Task statement: Your answer should be a single number: how many lines in the data below hold the string "name".

^^^^^^^^^^^^^^^^

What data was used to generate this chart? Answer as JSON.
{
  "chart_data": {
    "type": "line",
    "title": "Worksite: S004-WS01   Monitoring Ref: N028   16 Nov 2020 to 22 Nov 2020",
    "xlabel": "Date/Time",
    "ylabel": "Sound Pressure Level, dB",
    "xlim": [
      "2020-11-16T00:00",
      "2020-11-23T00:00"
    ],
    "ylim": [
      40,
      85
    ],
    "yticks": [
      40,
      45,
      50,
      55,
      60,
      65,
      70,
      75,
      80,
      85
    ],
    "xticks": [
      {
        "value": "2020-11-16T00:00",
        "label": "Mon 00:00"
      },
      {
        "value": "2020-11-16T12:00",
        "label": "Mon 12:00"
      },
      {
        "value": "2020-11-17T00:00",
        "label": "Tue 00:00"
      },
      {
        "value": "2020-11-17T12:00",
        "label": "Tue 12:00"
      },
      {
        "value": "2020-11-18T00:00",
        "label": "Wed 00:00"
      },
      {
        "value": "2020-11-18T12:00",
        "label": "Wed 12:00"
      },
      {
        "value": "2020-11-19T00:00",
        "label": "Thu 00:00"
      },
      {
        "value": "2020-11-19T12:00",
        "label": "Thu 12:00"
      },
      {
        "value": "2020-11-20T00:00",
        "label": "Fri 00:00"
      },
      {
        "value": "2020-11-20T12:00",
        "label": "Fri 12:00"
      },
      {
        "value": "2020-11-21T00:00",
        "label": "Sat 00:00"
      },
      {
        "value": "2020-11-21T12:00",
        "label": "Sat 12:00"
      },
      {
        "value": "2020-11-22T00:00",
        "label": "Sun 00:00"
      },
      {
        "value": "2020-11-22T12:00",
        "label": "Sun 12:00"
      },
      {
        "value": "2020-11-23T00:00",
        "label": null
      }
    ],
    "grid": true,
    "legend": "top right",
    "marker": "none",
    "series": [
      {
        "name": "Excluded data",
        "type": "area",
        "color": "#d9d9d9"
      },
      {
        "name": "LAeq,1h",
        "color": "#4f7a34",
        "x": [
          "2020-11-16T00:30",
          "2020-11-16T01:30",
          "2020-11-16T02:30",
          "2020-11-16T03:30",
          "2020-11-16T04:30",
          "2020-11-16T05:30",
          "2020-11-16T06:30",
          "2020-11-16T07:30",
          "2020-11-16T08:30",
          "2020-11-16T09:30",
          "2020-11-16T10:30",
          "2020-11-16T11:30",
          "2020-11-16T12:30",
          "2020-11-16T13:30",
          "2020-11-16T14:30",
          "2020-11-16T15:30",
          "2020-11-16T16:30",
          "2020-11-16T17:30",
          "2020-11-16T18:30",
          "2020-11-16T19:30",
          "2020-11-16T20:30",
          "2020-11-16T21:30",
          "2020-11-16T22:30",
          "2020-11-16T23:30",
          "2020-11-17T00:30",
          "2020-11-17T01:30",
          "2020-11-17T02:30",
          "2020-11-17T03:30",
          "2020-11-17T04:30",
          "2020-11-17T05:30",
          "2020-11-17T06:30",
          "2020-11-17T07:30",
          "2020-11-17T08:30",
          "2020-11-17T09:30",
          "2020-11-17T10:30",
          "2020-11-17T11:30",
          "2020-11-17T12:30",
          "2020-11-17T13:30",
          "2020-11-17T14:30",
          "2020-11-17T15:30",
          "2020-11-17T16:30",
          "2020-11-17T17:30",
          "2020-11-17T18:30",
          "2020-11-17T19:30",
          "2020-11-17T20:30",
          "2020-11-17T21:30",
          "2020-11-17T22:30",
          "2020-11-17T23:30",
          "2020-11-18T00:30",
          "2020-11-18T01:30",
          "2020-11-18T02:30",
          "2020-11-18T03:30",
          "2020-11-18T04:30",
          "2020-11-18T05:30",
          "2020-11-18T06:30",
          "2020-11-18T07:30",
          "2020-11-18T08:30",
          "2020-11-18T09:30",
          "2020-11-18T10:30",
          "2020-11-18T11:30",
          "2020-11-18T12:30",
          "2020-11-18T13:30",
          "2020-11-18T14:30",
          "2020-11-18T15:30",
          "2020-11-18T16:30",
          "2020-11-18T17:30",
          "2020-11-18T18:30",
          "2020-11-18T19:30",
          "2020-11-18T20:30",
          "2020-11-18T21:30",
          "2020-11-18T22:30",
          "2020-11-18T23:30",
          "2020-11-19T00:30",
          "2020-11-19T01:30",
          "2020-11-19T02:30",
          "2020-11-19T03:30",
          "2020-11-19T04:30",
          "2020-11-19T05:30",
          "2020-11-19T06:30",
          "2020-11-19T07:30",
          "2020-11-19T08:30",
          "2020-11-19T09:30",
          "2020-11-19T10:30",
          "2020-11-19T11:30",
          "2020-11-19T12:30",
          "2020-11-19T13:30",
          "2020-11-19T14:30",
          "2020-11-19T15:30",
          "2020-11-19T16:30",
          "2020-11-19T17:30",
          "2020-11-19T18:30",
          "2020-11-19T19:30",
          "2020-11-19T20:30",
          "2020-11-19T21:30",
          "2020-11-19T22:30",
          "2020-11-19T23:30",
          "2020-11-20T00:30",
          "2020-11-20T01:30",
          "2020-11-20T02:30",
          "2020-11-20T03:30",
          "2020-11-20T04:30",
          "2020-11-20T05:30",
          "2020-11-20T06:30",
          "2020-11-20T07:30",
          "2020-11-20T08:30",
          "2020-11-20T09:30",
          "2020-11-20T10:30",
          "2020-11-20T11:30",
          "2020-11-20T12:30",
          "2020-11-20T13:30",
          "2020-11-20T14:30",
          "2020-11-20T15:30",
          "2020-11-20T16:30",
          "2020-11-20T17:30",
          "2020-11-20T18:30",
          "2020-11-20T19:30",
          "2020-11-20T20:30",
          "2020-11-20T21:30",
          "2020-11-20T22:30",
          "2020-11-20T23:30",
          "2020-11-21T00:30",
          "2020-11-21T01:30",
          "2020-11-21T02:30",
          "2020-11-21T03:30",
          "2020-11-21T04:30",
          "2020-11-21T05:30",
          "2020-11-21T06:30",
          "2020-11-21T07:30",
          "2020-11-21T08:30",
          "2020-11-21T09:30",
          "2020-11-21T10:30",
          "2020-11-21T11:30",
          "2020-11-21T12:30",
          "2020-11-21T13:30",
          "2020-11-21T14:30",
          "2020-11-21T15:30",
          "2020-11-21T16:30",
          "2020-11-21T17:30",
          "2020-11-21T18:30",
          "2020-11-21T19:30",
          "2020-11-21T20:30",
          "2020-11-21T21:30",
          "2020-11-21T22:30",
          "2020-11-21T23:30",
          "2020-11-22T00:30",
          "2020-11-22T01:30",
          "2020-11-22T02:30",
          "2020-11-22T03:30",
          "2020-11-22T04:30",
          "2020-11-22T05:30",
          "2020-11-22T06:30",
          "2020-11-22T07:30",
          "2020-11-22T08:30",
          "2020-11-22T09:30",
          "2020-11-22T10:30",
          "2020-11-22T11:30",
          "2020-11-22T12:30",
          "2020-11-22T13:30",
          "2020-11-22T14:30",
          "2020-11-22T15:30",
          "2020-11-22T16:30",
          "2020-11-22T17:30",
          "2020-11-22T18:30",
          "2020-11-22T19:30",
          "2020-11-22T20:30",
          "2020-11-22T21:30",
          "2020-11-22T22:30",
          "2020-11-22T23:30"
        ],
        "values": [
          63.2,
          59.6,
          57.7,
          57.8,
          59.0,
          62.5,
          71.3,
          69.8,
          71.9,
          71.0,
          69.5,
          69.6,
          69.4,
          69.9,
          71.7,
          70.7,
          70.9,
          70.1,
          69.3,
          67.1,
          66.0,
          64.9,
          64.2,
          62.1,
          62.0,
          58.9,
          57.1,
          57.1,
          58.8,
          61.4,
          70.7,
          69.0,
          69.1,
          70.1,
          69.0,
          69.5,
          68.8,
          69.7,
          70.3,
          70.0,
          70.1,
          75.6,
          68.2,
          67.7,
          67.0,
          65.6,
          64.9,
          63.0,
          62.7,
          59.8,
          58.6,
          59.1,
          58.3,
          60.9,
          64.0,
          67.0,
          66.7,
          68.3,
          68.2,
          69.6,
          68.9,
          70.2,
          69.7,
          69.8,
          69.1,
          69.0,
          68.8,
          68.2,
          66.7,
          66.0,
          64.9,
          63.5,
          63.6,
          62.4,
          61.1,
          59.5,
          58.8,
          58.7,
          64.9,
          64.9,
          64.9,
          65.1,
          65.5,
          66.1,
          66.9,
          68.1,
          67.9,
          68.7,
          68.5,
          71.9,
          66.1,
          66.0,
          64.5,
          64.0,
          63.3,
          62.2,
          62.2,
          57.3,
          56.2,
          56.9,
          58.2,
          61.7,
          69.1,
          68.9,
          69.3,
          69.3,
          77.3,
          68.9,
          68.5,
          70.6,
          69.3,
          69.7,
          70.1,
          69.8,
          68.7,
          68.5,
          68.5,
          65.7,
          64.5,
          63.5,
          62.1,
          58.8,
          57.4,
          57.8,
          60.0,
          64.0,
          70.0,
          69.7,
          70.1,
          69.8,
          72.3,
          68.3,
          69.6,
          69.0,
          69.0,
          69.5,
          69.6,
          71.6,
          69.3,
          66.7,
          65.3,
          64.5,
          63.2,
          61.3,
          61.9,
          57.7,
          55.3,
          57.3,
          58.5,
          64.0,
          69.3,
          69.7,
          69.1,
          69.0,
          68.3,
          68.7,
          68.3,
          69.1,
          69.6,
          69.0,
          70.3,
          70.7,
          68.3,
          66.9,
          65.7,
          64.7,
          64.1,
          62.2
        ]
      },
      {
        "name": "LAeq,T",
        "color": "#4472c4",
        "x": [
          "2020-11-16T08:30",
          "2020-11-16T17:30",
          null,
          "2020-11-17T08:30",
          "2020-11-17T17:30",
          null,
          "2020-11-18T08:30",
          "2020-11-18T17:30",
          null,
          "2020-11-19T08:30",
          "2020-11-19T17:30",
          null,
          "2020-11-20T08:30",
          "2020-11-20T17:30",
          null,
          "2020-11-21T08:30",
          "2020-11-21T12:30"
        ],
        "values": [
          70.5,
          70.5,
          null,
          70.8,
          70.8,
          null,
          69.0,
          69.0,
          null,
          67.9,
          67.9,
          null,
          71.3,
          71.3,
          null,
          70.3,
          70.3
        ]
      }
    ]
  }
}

^^^^^^^^^^^^^^^^

Result: 3